*CHALLENGE:* Print the entries in full, word for word, but not the pictures.

--- begin RECORDS PROVIDED ---

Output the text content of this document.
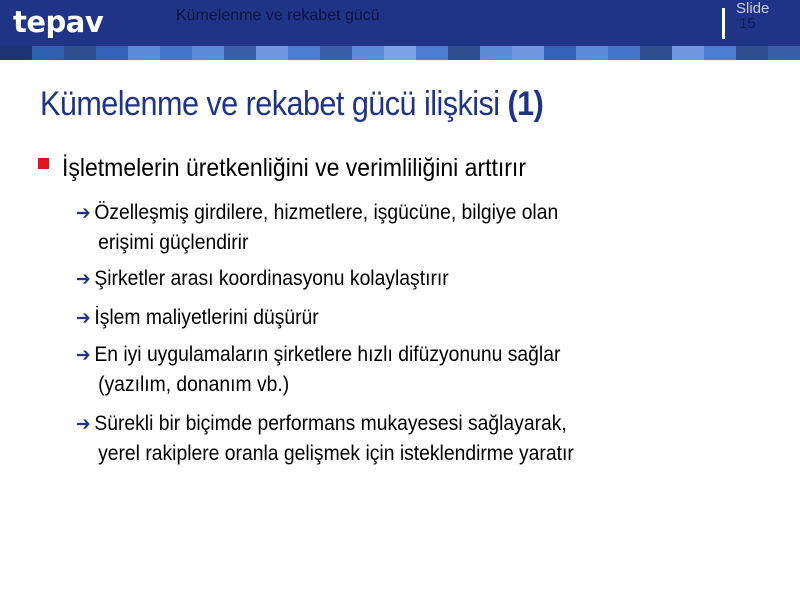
tepav	Kümelenme ve rekabet gücü	Slide
15
Kümelenme ve rekabet gücü ilişkisi (1)
İşletmelerin üretkenliğini ve verimliliğini arttırır
➔ Özelleşmiş girdilere, hizmetlere, işgücüne, bilgiye olan
erişimi güçlendirir
➔ Şirketler arası koordinasyonu kolaylaştırır
➔ İşlem maliyetlerini düşürür
➔ En iyi uygulamaların şirketlere hızlı difüzyonunu sağlar
(yazılım, donanım vb.)
➔ Sürekli bir biçimde performans mukayesesi sağlayarak,
yerel rakiplere oranla gelişmek için isteklendirme yaratır
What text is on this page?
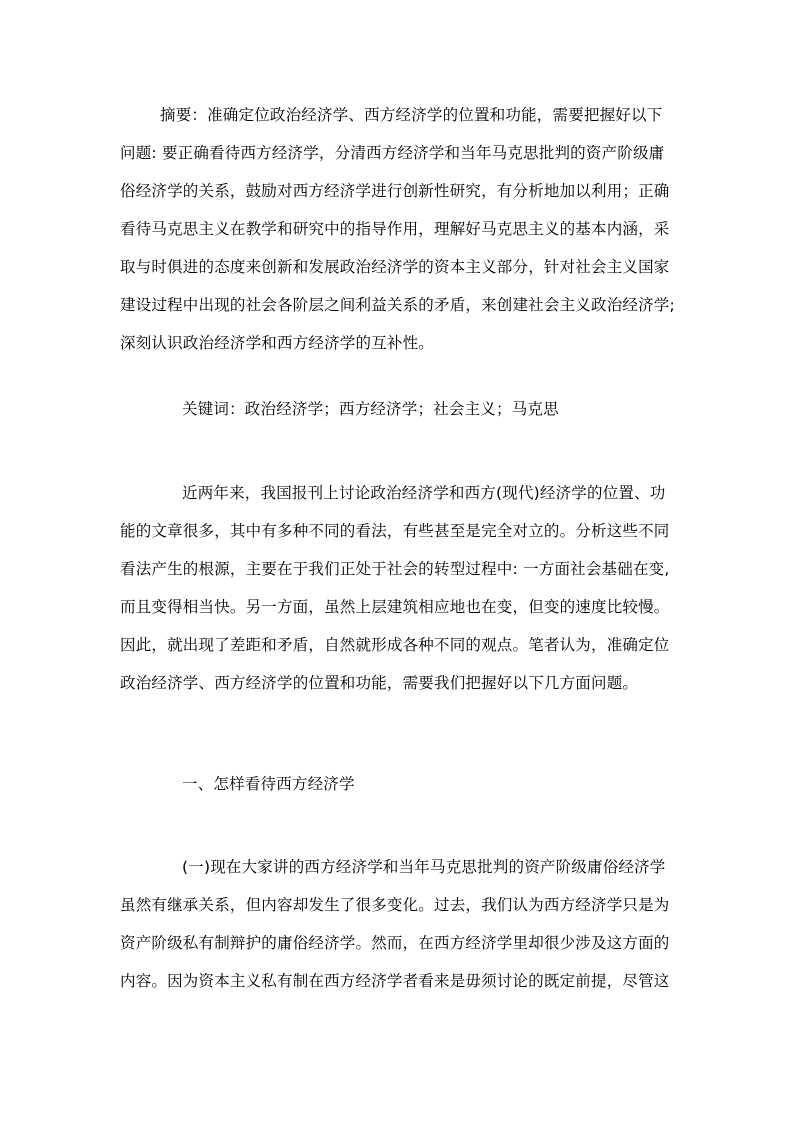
摘要：准确定位政治经济学、西方经济学的位置和功能，需要把握好以下
问题: 要正确看待西方经济学，分清西方经济学和当年马克思批判的资产阶级庸
俗经济学的关系，鼓励对西方经济学进行创新性研究，有分析地加以利用；正确
看待马克思主义在教学和研究中的指导作用，理解好马克思主义的基本内涵，采
取与时俱进的态度来创新和发展政治经济学的资本主义部分，针对社会主义国家
建设过程中出现的社会各阶层之间利益关系的矛盾，来创建社会主义政治经济学;
深刻认识政治经济学和西方经济学的互补性。
关键词：政治经济学；西方经济学；社会主义；马克思
近两年来，我国报刊上讨论政治经济学和西方(现代)经济学的位置、功
能的文章很多，其中有多种不同的看法，有些甚至是完全对立的。分析这些不同
看法产生的根源，主要在于我们正处于社会的转型过程中: 一方面社会基础在变,
而且变得相当快。另一方面，虽然上层建筑相应地也在变，但变的速度比较慢。
因此，就出现了差距和矛盾，自然就形成各种不同的观点。笔者认为，准确定位
政治经济学、西方经济学的位置和功能，需要我们把握好以下几方面问题。
一、怎样看待西方经济学
(一)现在大家讲的西方经济学和当年马克思批判的资产阶级庸俗经济学
虽然有继承关系，但内容却发生了很多变化。过去，我们认为西方经济学只是为
资产阶级私有制辩护的庸俗经济学。然而，在西方经济学里却很少涉及这方面的
内容。因为资本主义私有制在西方经济学者看来是毋须讨论的既定前提，尽管这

--- end RECORDS PROVIDED ---

*THE SOLUTION:*
Output the text content of this document.
tepav	Kümelenme ve rekabet gücü	Slide
15
Kümelenme ve rekabet gücü ilişkisi (1)
İşletmelerin üretkenliğini ve verimliliğini arttırır
➔ Özelleşmiş girdilere, hizmetlere, işgücüne, bilgiye olan
erişimi güçlendirir
➔ Şirketler arası koordinasyonu kolaylaştırır
➔ İşlem maliyetlerini düşürür
➔ En iyi uygulamaların şirketlere hızlı difüzyonunu sağlar
(yazılım, donanım vb.)
➔ Sürekli bir biçimde performans mukayesesi sağlayarak,
yerel rakiplere oranla gelişmek için isteklendirme yaratır
What text is on this page?
摘要：准确定位政治经济学、西方经济学的位置和功能，需要把握好以下
问题: 要正确看待西方经济学，分清西方经济学和当年马克思批判的资产阶级庸
俗经济学的关系，鼓励对西方经济学进行创新性研究，有分析地加以利用；正确
看待马克思主义在教学和研究中的指导作用，理解好马克思主义的基本内涵，采
取与时俱进的态度来创新和发展政治经济学的资本主义部分，针对社会主义国家
建设过程中出现的社会各阶层之间利益关系的矛盾，来创建社会主义政治经济学;
深刻认识政治经济学和西方经济学的互补性。
关键词：政治经济学；西方经济学；社会主义；马克思
近两年来，我国报刊上讨论政治经济学和西方(现代)经济学的位置、功
能的文章很多，其中有多种不同的看法，有些甚至是完全对立的。分析这些不同
看法产生的根源，主要在于我们正处于社会的转型过程中: 一方面社会基础在变,
而且变得相当快。另一方面，虽然上层建筑相应地也在变，但变的速度比较慢。
因此，就出现了差距和矛盾，自然就形成各种不同的观点。笔者认为，准确定位
政治经济学、西方经济学的位置和功能，需要我们把握好以下几方面问题。
一、怎样看待西方经济学
(一)现在大家讲的西方经济学和当年马克思批判的资产阶级庸俗经济学
虽然有继承关系，但内容却发生了很多变化。过去，我们认为西方经济学只是为
资产阶级私有制辩护的庸俗经济学。然而，在西方经济学里却很少涉及这方面的
内容。因为资本主义私有制在西方经济学者看来是毋须讨论的既定前提，尽管这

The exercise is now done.